CHALLENGE
Spot every line with the word "JSON" and return it.

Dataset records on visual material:
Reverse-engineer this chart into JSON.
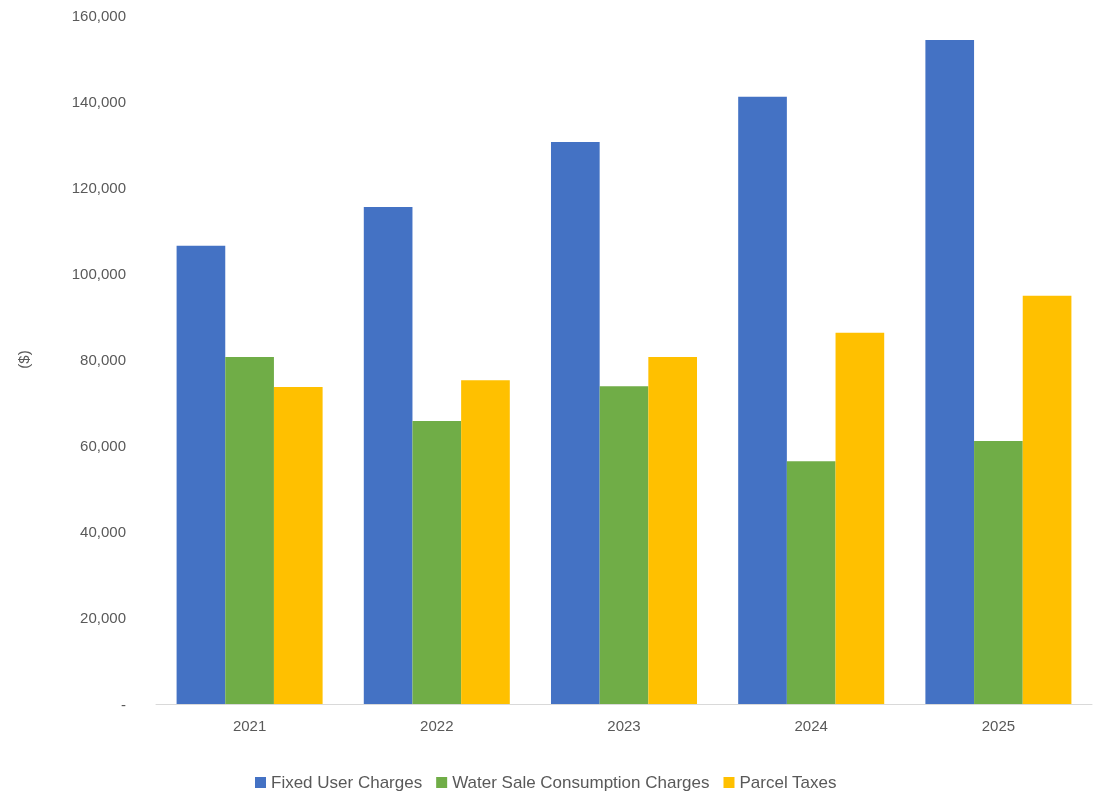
{
  "chart_data": {
    "type": "bar",
    "ylabel": "($)",
    "categories": [
      "2021",
      "2022",
      "2023",
      "2024",
      "2025"
    ],
    "series": [
      {
        "name": "Fixed User Charges",
        "color": "#4472c4",
        "values": [
          106400,
          115400,
          130500,
          141000,
          154200
        ]
      },
      {
        "name": "Water Sale Consumption Charges",
        "color": "#70ad47",
        "values": [
          80600,
          65700,
          73800,
          56400,
          61100
        ]
      },
      {
        "name": "Parcel Taxes",
        "color": "#ffc000",
        "values": [
          73600,
          75200,
          80600,
          86200,
          94800
        ]
      }
    ],
    "ylim": [
      0,
      160000
    ],
    "yticks": [
      {
        "value": 0,
        "label": "-"
      },
      {
        "value": 20000,
        "label": "20,000"
      },
      {
        "value": 40000,
        "label": "40,000"
      },
      {
        "value": 60000,
        "label": "60,000"
      },
      {
        "value": 80000,
        "label": "80,000"
      },
      {
        "value": 100000,
        "label": "100,000"
      },
      {
        "value": 120000,
        "label": "120,000"
      },
      {
        "value": 140000,
        "label": "140,000"
      },
      {
        "value": 160000,
        "label": "160,000"
      }
    ],
    "grid": false,
    "legend": "bottom"
  }
}
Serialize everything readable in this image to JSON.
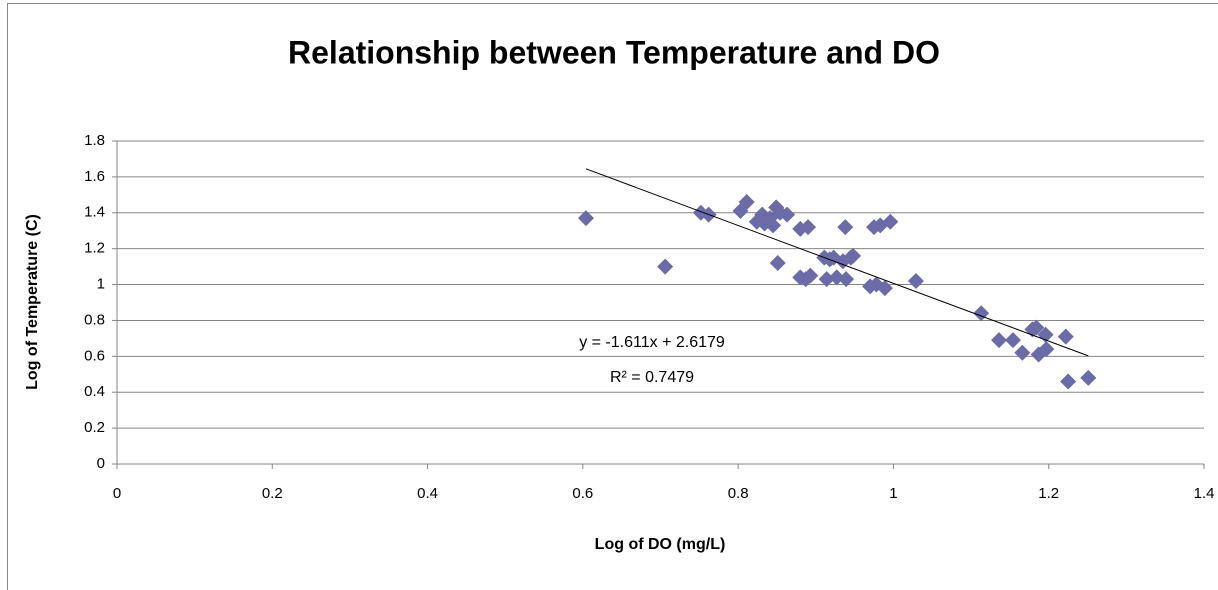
{
  "chart_data": {
    "type": "scatter",
    "title": "Relationship between Temperature and DO",
    "x_label": "Log of DO (mg/L)",
    "y_label": "Log of Temperature (C)",
    "color": "#6b6ba8",
    "grid": true,
    "xlim": [
      0,
      1.4
    ],
    "xticks": [
      0,
      0.2,
      0.4,
      0.6,
      0.8,
      1,
      1.2,
      1.4
    ],
    "ylim": [
      0,
      1.8
    ],
    "yticks": [
      0,
      0.2,
      0.4,
      0.6,
      0.8,
      1,
      1.2,
      1.4,
      1.6,
      1.8
    ],
    "x": [
      0.604,
      0.706,
      0.752,
      0.762,
      0.803,
      0.811,
      0.824,
      0.831,
      0.834,
      0.841,
      0.845,
      0.849,
      0.854,
      0.863,
      0.851,
      0.88,
      0.89,
      0.88,
      0.887,
      0.893,
      0.911,
      0.918,
      0.923,
      0.914,
      0.927,
      0.935,
      0.938,
      0.939,
      0.945,
      0.948,
      0.97,
      0.978,
      0.975,
      0.983,
      0.989,
      0.996,
      1.029,
      1.113,
      1.136,
      1.154,
      1.166,
      1.179,
      1.184,
      1.187,
      1.196,
      1.197,
      1.222,
      1.225,
      1.251
    ],
    "values": [
      1.37,
      1.1,
      1.4,
      1.39,
      1.41,
      1.46,
      1.35,
      1.39,
      1.34,
      1.37,
      1.33,
      1.43,
      1.4,
      1.39,
      1.12,
      1.31,
      1.32,
      1.04,
      1.03,
      1.05,
      1.15,
      1.14,
      1.15,
      1.03,
      1.04,
      1.13,
      1.32,
      1.03,
      1.15,
      1.16,
      0.99,
      1.0,
      1.32,
      1.33,
      0.98,
      1.35,
      1.02,
      0.84,
      0.69,
      0.69,
      0.62,
      0.75,
      0.76,
      0.61,
      0.72,
      0.64,
      0.71,
      0.46,
      0.48
    ],
    "trendline": {
      "slope": -1.611,
      "intercept": 2.6179,
      "equation": "y = -1.611x + 2.6179",
      "r_squared": "R² = 0.7479"
    }
  }
}
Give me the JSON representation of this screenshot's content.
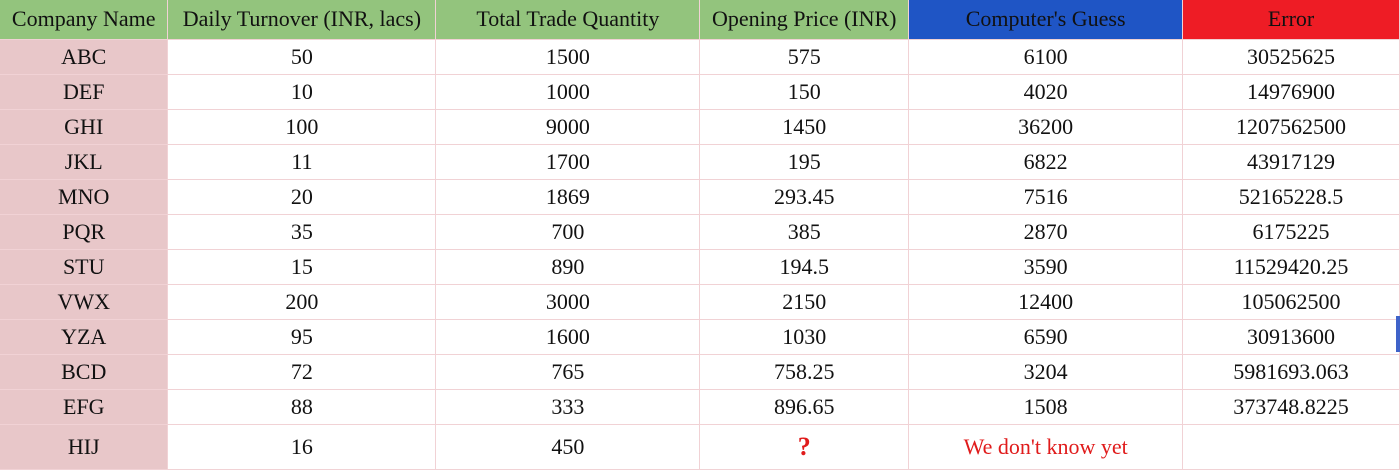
{
  "headers": [
    "Company Name",
    "Daily Turnover (INR, lacs)",
    "Total Trade Quantity",
    "Opening Price (INR)",
    "Computer's Guess",
    "Error"
  ],
  "rows": [
    [
      "ABC",
      "50",
      "1500",
      "575",
      "6100",
      "30525625"
    ],
    [
      "DEF",
      "10",
      "1000",
      "150",
      "4020",
      "14976900"
    ],
    [
      "GHI",
      "100",
      "9000",
      "1450",
      "36200",
      "1207562500"
    ],
    [
      "JKL",
      "11",
      "1700",
      "195",
      "6822",
      "43917129"
    ],
    [
      "MNO",
      "20",
      "1869",
      "293.45",
      "7516",
      "52165228.5"
    ],
    [
      "PQR",
      "35",
      "700",
      "385",
      "2870",
      "6175225"
    ],
    [
      "STU",
      "15",
      "890",
      "194.5",
      "3590",
      "11529420.25"
    ],
    [
      "VWX",
      "200",
      "3000",
      "2150",
      "12400",
      "105062500"
    ],
    [
      "YZA",
      "95",
      "1600",
      "1030",
      "6590",
      "30913600"
    ],
    [
      "BCD",
      "72",
      "765",
      "758.25",
      "3204",
      "5981693.063"
    ],
    [
      "EFG",
      "88",
      "333",
      "896.65",
      "1508",
      "373748.8225"
    ]
  ],
  "last_row": {
    "company": "HIJ",
    "turnover": "16",
    "quantity": "450",
    "opening_price": "?",
    "guess": "We don't know yet",
    "error": ""
  },
  "colors": {
    "header_green": "#93c47d",
    "header_blue": "#1f55c5",
    "header_red": "#ee1c25",
    "name_column": "#e8c7c9",
    "highlight_text": "#e01b1b"
  }
}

TASK RESPONSE
Reverse-engineer this chart into JSON.
Serialize everything readable in this image to JSON.
Give me the JSON representation of this screenshot's content.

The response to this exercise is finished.